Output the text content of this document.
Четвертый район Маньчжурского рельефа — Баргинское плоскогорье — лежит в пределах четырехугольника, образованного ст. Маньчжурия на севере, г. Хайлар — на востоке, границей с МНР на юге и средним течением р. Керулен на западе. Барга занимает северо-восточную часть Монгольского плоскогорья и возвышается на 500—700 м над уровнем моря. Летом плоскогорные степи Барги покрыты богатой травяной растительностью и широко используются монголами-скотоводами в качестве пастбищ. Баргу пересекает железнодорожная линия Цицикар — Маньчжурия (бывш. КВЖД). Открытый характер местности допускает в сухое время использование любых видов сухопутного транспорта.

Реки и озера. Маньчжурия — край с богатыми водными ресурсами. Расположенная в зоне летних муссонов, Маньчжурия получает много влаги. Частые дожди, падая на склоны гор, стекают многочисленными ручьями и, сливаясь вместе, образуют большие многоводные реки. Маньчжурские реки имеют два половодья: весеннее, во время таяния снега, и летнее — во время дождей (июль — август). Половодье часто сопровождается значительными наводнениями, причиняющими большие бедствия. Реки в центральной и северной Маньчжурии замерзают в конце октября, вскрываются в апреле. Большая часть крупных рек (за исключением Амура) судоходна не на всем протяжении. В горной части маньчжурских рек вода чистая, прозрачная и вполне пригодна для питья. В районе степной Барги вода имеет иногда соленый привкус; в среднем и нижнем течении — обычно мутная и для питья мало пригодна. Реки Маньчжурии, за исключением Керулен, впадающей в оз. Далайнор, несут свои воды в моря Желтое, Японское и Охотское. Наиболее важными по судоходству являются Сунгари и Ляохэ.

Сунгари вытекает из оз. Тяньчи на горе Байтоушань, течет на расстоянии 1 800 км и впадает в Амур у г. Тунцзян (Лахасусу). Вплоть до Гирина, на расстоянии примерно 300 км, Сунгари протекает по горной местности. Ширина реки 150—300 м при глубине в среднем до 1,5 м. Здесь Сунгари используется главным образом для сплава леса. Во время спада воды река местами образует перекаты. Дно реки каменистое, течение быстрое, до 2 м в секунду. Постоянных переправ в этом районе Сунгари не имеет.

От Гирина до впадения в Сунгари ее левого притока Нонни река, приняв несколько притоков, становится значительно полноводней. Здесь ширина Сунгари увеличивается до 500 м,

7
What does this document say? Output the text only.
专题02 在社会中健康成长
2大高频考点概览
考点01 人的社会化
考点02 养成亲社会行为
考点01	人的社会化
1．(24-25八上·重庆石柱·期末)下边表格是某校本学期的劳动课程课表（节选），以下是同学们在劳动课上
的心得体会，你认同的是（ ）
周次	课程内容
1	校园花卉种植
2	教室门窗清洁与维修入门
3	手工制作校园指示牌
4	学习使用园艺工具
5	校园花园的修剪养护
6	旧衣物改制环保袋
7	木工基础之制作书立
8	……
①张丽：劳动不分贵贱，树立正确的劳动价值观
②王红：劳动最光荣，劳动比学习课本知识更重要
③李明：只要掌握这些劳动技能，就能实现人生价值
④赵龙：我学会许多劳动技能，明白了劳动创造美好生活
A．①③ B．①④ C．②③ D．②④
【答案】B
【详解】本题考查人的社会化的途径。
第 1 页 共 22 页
________
> **Stated problem**: Copy every line from the entries that contains the word "Output".

> **Written solution**:
Output the text content of this document.
What does this document say? Output the text only.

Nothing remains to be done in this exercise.